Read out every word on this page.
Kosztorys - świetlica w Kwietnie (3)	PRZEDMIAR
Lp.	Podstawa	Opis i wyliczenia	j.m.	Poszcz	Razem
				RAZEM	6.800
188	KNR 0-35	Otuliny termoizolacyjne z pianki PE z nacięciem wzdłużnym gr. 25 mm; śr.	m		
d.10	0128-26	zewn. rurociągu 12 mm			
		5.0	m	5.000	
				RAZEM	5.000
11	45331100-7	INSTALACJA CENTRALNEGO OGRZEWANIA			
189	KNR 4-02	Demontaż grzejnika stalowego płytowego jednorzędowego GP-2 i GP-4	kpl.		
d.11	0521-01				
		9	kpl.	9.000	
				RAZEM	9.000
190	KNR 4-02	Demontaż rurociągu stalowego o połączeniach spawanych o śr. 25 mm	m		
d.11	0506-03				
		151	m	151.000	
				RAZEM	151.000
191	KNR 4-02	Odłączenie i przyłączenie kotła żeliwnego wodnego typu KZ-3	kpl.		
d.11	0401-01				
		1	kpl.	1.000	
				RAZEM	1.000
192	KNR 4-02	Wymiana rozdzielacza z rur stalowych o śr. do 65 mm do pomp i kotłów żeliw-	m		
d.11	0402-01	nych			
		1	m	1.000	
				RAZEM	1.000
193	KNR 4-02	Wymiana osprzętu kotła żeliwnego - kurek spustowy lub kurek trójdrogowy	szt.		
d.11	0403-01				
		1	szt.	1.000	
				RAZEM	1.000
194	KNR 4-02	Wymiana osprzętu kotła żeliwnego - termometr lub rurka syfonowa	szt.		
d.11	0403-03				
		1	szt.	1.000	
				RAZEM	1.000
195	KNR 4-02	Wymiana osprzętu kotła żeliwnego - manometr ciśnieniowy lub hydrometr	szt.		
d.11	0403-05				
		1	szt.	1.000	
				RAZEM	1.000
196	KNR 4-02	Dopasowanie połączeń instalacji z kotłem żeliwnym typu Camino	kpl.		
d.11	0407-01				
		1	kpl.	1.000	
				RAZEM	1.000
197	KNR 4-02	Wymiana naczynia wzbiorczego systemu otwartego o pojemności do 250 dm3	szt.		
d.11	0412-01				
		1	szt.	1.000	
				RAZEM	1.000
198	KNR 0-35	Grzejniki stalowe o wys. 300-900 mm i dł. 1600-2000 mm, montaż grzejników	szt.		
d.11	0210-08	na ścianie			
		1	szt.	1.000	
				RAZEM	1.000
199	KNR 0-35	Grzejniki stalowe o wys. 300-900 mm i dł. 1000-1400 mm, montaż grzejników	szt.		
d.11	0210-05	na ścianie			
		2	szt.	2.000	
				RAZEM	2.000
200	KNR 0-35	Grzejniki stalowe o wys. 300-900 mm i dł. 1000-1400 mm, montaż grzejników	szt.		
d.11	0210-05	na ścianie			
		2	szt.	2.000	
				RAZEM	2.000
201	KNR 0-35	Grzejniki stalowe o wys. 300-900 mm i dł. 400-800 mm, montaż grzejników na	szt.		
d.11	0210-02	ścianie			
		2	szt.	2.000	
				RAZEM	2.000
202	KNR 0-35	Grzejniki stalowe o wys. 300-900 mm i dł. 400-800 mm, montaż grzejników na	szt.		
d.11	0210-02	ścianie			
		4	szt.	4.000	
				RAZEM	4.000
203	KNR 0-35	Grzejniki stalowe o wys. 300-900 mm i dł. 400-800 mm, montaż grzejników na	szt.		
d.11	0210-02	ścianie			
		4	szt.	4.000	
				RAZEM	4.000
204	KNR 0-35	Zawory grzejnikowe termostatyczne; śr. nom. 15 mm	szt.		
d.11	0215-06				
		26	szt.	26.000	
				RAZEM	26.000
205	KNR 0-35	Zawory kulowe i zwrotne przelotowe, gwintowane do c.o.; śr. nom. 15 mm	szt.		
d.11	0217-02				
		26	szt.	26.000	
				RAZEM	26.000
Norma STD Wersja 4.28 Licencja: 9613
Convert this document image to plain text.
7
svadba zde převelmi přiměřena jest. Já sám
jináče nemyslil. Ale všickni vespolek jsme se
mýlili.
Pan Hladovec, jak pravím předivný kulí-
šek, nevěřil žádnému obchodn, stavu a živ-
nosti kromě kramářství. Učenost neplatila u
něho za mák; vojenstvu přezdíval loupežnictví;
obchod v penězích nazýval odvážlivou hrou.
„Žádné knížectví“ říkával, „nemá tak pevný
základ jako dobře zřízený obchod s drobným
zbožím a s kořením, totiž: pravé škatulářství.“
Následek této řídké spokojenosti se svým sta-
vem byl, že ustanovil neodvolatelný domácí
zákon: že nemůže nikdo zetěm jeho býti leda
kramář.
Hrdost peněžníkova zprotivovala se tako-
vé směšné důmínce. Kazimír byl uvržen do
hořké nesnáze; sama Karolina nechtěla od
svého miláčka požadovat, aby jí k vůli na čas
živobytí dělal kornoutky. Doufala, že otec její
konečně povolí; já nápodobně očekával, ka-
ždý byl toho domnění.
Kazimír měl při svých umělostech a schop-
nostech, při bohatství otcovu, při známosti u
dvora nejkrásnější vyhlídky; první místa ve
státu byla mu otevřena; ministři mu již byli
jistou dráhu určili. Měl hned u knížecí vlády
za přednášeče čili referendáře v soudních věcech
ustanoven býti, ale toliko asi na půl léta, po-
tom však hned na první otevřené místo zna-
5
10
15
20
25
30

----

● Instruction:
From the records above, extract each line exactly as shown.

● Exercise response:
Read out every word on this page.
Kosztorys - świetlica w Kwietnie (3)	PRZEDMIAR
Lp.	Podstawa	Opis i wyliczenia	j.m.	Poszcz	Razem
				RAZEM	6.800
188	KNR 0-35	Otuliny termoizolacyjne z pianki PE z nacięciem wzdłużnym gr. 25 mm; śr.	m		
d.10	0128-26	zewn. rurociągu 12 mm			
		5.0	m	5.000	
				RAZEM	5.000
11	45331100-7	INSTALACJA CENTRALNEGO OGRZEWANIA			
189	KNR 4-02	Demontaż grzejnika stalowego płytowego jednorzędowego GP-2 i GP-4	kpl.		
d.11	0521-01				
		9	kpl.	9.000	
				RAZEM	9.000
190	KNR 4-02	Demontaż rurociągu stalowego o połączeniach spawanych o śr. 25 mm	m		
d.11	0506-03				
		151	m	151.000	
				RAZEM	151.000
191	KNR 4-02	Odłączenie i przyłączenie kotła żeliwnego wodnego typu KZ-3	kpl.		
d.11	0401-01				
		1	kpl.	1.000	
				RAZEM	1.000
192	KNR 4-02	Wymiana rozdzielacza z rur stalowych o śr. do 65 mm do pomp i kotłów żeliw-	m		
d.11	0402-01	nych			
		1	m	1.000	
				RAZEM	1.000
193	KNR 4-02	Wymiana osprzętu kotła żeliwnego - kurek spustowy lub kurek trójdrogowy	szt.		
d.11	0403-01				
		1	szt.	1.000	
				RAZEM	1.000
194	KNR 4-02	Wymiana osprzętu kotła żeliwnego - termometr lub rurka syfonowa	szt.		
d.11	0403-03				
		1	szt.	1.000	
				RAZEM	1.000
195	KNR 4-02	Wymiana osprzętu kotła żeliwnego - manometr ciśnieniowy lub hydrometr	szt.		
d.11	0403-05				
		1	szt.	1.000	
				RAZEM	1.000
196	KNR 4-02	Dopasowanie połączeń instalacji z kotłem żeliwnym typu Camino	kpl.		
d.11	0407-01				
		1	kpl.	1.000	
				RAZEM	1.000
197	KNR 4-02	Wymiana naczynia wzbiorczego systemu otwartego o pojemności do 250 dm3	szt.		
d.11	0412-01				
		1	szt.	1.000	
				RAZEM	1.000
198	KNR 0-35	Grzejniki stalowe o wys. 300-900 mm i dł. 1600-2000 mm, montaż grzejników	szt.		
d.11	0210-08	na ścianie			
		1	szt.	1.000	
				RAZEM	1.000
199	KNR 0-35	Grzejniki stalowe o wys. 300-900 mm i dł. 1000-1400 mm, montaż grzejników	szt.		
d.11	0210-05	na ścianie			
		2	szt.	2.000	
				RAZEM	2.000
200	KNR 0-35	Grzejniki stalowe o wys. 300-900 mm i dł. 1000-1400 mm, montaż grzejników	szt.		
d.11	0210-05	na ścianie			
		2	szt.	2.000	
				RAZEM	2.000
201	KNR 0-35	Grzejniki stalowe o wys. 300-900 mm i dł. 400-800 mm, montaż grzejników na	szt.		
d.11	0210-02	ścianie			
		2	szt.	2.000	
				RAZEM	2.000
202	KNR 0-35	Grzejniki stalowe o wys. 300-900 mm i dł. 400-800 mm, montaż grzejników na	szt.		
d.11	0210-02	ścianie			
		4	szt.	4.000	
				RAZEM	4.000
203	KNR 0-35	Grzejniki stalowe o wys. 300-900 mm i dł. 400-800 mm, montaż grzejników na	szt.		
d.11	0210-02	ścianie			
		4	szt.	4.000	
				RAZEM	4.000
204	KNR 0-35	Zawory grzejnikowe termostatyczne; śr. nom. 15 mm	szt.		
d.11	0215-06				
		26	szt.	26.000	
				RAZEM	26.000
205	KNR 0-35	Zawory kulowe i zwrotne przelotowe, gwintowane do c.o.; śr. nom. 15 mm	szt.		
d.11	0217-02				
		26	szt.	26.000	
				RAZEM	26.000
Norma STD Wersja 4.28 Licencja: 9613
Convert this document image to plain text.
7
svadba zde převelmi přiměřena jest. Já sám
jináče nemyslil. Ale všickni vespolek jsme se
mýlili.
Pan Hladovec, jak pravím předivný kulí-
šek, nevěřil žádnému obchodn, stavu a živ-
nosti kromě kramářství. Učenost neplatila u
něho za mák; vojenstvu přezdíval loupežnictví;
obchod v penězích nazýval odvážlivou hrou.
„Žádné knížectví“ říkával, „nemá tak pevný
základ jako dobře zřízený obchod s drobným
zbožím a s kořením, totiž: pravé škatulářství.“
Následek této řídké spokojenosti se svým sta-
vem byl, že ustanovil neodvolatelný domácí
zákon: že nemůže nikdo zetěm jeho býti leda
kramář.
Hrdost peněžníkova zprotivovala se tako-
vé směšné důmínce. Kazimír byl uvržen do
hořké nesnáze; sama Karolina nechtěla od
svého miláčka požadovat, aby jí k vůli na čas
živobytí dělal kornoutky. Doufala, že otec její
konečně povolí; já nápodobně očekával, ka-
ždý byl toho domnění.
Kazimír měl při svých umělostech a schop-
nostech, při bohatství otcovu, při známosti u
dvora nejkrásnější vyhlídky; první místa ve
státu byla mu otevřena; ministři mu již byli
jistou dráhu určili. Měl hned u knížecí vlády
za přednášeče čili referendáře v soudních věcech
ustanoven býti, ale toliko asi na půl léta, po-
tom však hned na první otevřené místo zna-
5
10
15
20
25
30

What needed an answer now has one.